— Start —

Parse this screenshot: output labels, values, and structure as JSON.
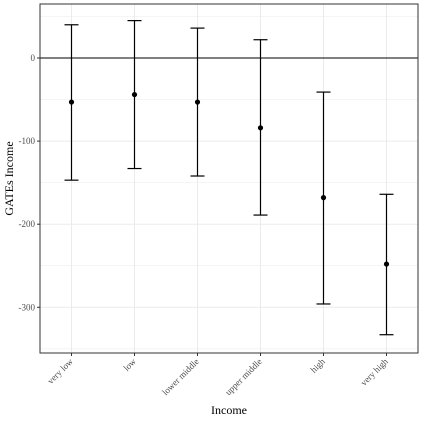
{
  "chart_data": {
    "type": "errorbar",
    "xlabel": "Income",
    "ylabel": "GATEs Income",
    "categories": [
      "very low",
      "low",
      "lower middle",
      "upper middle",
      "high",
      "very high"
    ],
    "values": [
      -53,
      -44,
      -53,
      -84,
      -168,
      -248
    ],
    "lower": [
      -147,
      -133,
      -142,
      -189,
      -296,
      -333
    ],
    "upper": [
      40,
      45,
      36,
      22,
      -41,
      -164
    ],
    "ylim": [
      -355,
      65
    ],
    "yticks": [
      0,
      -100,
      -200,
      -300
    ],
    "ytick_labels": [
      "0",
      "-100",
      "-200",
      "-300"
    ],
    "reference_line": 0,
    "grid": true,
    "colors": {
      "panel_border": "#333333",
      "grid": "#ebebeb",
      "marks": "#000000"
    }
  }
}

— End —

DIRECTIONS: Restate the records word for word, omitting images.

SOLUTION TO THIS EXERCISE:
Parse this screenshot: output labels, values, and structure as JSON.
{
  "chart_data": {
    "type": "errorbar",
    "xlabel": "Income",
    "ylabel": "GATEs Income",
    "categories": [
      "very low",
      "low",
      "lower middle",
      "upper middle",
      "high",
      "very high"
    ],
    "values": [
      -53,
      -44,
      -53,
      -84,
      -168,
      -248
    ],
    "lower": [
      -147,
      -133,
      -142,
      -189,
      -296,
      -333
    ],
    "upper": [
      40,
      45,
      36,
      22,
      -41,
      -164
    ],
    "ylim": [
      -355,
      65
    ],
    "yticks": [
      0,
      -100,
      -200,
      -300
    ],
    "ytick_labels": [
      "0",
      "-100",
      "-200",
      "-300"
    ],
    "reference_line": 0,
    "grid": true,
    "colors": {
      "panel_border": "#333333",
      "grid": "#ebebeb",
      "marks": "#000000"
    }
  }
}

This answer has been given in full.